Dataset entries
>> START

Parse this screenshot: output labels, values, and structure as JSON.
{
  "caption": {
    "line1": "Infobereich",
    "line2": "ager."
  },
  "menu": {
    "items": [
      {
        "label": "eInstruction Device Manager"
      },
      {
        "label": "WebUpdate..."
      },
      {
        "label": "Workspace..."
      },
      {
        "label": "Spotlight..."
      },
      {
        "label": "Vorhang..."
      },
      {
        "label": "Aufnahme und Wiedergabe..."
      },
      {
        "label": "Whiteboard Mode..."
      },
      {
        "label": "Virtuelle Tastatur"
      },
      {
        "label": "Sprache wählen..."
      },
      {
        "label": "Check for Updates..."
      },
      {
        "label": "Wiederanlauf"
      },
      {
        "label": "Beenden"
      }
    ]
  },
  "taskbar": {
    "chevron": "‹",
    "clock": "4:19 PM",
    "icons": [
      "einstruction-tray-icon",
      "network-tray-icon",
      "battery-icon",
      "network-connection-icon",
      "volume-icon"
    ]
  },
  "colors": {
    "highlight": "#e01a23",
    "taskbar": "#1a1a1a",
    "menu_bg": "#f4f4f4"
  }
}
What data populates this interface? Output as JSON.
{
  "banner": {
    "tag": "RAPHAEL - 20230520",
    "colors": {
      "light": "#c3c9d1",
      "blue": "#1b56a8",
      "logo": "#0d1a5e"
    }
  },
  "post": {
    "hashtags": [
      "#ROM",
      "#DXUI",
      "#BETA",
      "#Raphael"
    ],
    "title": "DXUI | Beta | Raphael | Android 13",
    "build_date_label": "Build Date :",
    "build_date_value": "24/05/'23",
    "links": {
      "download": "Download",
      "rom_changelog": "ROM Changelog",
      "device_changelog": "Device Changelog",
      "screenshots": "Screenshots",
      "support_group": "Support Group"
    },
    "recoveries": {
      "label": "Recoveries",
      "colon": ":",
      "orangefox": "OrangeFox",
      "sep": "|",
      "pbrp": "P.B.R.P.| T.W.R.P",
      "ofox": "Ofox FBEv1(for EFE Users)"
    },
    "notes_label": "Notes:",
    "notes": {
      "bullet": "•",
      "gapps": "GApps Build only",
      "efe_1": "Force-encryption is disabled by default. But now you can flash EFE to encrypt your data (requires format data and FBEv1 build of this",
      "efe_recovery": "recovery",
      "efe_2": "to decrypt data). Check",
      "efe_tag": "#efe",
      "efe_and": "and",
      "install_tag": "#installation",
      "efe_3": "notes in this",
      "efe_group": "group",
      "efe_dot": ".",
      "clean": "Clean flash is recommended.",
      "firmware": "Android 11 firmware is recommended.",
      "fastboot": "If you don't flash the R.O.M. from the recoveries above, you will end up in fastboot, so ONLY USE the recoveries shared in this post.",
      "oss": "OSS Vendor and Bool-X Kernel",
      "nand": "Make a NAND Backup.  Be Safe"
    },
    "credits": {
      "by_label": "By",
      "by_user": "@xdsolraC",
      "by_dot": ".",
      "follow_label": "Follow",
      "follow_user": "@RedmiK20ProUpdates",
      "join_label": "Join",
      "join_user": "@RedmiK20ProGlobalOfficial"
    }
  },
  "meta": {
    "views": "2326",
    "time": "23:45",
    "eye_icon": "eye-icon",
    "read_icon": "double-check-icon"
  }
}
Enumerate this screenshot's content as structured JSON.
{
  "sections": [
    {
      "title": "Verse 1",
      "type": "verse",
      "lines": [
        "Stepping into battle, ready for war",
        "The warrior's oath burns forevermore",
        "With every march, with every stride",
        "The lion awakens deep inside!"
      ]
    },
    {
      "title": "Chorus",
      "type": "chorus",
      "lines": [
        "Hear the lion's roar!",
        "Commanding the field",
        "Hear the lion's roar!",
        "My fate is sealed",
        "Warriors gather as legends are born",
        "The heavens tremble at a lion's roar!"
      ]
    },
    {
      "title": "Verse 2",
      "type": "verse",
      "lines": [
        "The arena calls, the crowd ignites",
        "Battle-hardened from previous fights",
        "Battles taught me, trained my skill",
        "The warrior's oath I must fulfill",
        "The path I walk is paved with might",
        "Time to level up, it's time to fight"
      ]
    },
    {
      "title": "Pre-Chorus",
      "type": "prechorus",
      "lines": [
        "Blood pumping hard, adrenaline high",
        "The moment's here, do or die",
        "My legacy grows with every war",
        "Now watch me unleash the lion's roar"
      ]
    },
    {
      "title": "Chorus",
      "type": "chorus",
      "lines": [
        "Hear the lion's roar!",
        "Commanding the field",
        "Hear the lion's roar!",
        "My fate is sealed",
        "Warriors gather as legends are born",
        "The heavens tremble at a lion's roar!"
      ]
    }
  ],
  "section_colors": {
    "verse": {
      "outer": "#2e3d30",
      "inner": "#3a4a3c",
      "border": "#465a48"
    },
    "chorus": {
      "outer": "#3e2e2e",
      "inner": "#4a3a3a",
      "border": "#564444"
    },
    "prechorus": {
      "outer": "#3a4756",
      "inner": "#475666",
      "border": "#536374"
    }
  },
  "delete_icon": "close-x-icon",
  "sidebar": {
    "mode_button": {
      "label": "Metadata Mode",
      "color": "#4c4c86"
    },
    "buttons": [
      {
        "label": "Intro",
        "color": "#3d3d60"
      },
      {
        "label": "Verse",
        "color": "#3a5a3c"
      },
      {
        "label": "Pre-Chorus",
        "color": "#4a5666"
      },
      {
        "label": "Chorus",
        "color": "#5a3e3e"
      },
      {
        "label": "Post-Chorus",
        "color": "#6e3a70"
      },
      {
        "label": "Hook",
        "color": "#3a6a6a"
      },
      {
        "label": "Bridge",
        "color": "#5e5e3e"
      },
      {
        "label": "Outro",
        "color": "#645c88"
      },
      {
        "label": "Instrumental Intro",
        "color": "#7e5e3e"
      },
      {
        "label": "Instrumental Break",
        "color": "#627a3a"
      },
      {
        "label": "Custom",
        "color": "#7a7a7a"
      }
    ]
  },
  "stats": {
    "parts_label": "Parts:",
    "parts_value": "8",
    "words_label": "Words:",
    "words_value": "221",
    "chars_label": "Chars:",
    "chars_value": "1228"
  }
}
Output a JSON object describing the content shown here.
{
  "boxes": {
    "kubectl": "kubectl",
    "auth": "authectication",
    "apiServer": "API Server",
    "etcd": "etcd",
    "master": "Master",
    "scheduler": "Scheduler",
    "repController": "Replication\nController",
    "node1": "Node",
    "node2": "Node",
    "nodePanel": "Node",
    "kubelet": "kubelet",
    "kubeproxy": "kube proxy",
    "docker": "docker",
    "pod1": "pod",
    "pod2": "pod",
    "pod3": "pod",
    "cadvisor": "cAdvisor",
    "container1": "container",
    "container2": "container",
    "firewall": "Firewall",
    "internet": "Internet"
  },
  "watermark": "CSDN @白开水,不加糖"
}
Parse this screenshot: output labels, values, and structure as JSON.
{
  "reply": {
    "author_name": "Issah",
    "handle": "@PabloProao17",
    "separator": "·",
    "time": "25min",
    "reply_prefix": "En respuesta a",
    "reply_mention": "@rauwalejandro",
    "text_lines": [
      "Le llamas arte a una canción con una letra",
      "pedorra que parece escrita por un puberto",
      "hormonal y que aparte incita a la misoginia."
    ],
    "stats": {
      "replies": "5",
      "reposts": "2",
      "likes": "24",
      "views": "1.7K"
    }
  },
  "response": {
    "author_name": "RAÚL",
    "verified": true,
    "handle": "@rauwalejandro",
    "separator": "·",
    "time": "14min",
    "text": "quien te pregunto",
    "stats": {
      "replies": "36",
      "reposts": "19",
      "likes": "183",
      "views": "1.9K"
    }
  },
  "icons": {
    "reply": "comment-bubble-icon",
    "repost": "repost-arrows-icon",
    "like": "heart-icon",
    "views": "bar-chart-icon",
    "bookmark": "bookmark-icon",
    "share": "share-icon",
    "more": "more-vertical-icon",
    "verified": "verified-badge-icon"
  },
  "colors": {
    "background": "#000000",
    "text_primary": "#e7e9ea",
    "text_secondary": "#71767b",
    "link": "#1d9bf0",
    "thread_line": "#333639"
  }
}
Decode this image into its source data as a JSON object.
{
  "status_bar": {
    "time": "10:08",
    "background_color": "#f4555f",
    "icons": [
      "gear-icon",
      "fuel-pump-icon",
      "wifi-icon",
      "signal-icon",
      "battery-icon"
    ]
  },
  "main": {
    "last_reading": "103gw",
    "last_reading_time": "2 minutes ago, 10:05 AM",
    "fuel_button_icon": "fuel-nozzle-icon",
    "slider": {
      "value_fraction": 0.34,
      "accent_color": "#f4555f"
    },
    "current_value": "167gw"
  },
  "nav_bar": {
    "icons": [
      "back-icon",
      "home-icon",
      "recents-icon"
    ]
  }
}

>> END

• _Stated exercise_
Gather up every line in the data above that contains the word "rauwalejandro", copying each one.

• _Result of this exercise_
    "reply_mention": "@rauwalejandro",
    "handle": "@rauwalejandro",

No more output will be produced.